* What you need to do *
Single out the lines of the material that contain "name" and copy them.

# # # # #

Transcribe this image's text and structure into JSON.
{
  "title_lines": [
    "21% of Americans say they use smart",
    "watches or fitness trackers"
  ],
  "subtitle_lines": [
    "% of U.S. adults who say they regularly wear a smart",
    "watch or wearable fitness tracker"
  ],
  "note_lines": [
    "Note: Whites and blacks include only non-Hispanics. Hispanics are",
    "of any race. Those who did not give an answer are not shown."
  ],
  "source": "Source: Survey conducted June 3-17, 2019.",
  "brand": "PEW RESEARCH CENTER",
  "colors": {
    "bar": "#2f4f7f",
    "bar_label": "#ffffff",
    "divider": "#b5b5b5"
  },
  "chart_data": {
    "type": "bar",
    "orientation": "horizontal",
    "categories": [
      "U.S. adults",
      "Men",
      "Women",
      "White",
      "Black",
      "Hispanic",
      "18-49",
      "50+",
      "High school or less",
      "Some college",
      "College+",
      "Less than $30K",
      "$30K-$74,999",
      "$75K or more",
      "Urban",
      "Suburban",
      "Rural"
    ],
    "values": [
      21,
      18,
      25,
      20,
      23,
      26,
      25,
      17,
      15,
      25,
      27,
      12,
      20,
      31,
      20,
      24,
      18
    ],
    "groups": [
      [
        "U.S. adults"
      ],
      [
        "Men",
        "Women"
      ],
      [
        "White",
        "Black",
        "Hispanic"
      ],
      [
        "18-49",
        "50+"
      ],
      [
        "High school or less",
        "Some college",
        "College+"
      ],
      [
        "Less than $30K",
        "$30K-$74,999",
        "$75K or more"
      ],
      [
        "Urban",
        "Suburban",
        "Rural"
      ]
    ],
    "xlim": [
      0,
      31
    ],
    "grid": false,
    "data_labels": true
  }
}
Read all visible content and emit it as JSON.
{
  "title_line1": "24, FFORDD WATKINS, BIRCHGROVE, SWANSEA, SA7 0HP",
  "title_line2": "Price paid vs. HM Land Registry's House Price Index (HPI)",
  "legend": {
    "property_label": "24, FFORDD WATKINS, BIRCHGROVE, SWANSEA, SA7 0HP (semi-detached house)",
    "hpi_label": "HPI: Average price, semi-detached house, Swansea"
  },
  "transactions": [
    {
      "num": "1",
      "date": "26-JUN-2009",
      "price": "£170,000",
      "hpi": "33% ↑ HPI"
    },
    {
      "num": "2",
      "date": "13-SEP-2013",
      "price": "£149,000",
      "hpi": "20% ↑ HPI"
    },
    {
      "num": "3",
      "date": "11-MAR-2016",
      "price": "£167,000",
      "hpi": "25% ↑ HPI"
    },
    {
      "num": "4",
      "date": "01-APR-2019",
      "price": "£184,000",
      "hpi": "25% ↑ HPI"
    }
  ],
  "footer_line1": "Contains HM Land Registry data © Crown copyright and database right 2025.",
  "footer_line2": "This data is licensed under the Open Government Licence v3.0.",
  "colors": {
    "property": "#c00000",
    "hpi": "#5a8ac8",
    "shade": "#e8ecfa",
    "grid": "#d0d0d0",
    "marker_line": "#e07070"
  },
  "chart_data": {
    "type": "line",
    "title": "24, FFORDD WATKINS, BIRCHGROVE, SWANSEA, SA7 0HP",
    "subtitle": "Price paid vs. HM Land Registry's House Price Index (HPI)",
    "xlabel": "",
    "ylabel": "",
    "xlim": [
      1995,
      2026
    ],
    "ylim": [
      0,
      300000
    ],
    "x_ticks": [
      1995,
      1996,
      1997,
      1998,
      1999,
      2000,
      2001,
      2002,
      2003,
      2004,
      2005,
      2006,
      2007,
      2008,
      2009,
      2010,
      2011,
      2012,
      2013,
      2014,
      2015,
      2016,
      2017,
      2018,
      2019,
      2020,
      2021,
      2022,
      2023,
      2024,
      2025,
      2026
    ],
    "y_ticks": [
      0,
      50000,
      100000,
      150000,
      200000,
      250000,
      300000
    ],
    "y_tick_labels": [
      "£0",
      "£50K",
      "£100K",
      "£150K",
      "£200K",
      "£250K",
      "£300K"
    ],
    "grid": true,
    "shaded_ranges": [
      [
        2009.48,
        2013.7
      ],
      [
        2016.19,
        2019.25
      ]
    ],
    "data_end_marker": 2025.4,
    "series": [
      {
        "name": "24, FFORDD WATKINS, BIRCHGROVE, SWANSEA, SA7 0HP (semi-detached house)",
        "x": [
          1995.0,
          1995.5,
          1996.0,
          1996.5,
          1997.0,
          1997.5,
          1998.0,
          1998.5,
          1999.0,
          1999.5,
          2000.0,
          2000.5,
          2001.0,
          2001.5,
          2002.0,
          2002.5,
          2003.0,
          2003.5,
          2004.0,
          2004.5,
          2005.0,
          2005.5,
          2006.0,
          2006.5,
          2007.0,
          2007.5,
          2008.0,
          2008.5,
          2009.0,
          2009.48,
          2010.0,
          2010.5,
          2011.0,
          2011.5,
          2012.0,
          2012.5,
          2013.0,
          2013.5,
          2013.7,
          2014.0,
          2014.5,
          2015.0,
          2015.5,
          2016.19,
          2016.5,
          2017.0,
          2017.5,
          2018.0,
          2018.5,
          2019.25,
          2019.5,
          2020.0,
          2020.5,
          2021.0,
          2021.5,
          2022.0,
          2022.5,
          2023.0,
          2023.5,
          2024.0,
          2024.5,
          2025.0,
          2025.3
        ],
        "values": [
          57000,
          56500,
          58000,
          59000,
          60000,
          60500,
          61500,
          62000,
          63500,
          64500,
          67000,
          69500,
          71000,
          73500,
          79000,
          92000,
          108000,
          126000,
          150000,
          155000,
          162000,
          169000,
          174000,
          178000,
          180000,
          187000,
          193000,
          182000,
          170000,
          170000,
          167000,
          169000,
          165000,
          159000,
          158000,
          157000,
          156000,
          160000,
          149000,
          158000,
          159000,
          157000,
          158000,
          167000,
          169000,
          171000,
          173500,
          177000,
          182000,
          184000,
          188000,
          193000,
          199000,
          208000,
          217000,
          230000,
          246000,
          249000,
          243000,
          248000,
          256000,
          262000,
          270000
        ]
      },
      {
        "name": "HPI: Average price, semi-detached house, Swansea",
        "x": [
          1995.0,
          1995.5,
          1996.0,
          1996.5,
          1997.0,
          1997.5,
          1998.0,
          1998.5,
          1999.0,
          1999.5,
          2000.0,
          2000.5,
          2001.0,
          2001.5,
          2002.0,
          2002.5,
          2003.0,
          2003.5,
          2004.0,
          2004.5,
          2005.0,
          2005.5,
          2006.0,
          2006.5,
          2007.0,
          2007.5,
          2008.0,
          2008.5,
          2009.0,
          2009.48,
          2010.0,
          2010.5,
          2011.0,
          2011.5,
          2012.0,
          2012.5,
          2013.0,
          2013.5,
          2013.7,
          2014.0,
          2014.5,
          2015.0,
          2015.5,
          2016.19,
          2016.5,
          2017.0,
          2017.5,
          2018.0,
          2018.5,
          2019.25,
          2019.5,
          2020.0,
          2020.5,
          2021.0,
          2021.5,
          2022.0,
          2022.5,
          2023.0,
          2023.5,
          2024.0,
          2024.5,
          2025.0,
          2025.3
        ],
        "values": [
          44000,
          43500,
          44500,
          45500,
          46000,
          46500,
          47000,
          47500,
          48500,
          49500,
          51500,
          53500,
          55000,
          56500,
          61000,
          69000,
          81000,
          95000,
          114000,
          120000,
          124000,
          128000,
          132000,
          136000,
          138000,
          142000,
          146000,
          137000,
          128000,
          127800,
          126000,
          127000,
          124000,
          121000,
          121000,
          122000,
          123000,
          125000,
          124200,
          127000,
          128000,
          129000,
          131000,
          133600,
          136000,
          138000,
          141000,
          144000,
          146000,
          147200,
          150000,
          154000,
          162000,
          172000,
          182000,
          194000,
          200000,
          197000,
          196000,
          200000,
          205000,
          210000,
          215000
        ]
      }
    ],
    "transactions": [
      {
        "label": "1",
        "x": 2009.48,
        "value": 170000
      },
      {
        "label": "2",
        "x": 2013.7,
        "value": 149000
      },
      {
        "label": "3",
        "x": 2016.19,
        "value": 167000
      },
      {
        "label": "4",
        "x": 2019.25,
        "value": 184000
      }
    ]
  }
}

# # # # #

* Task solution *
        "name": "24, FFORDD WATKINS, BIRCHGROVE, SWANSEA, SA7 0HP (semi-detached house)",
        "name": "HPI: Average price, semi-detached house, Swansea",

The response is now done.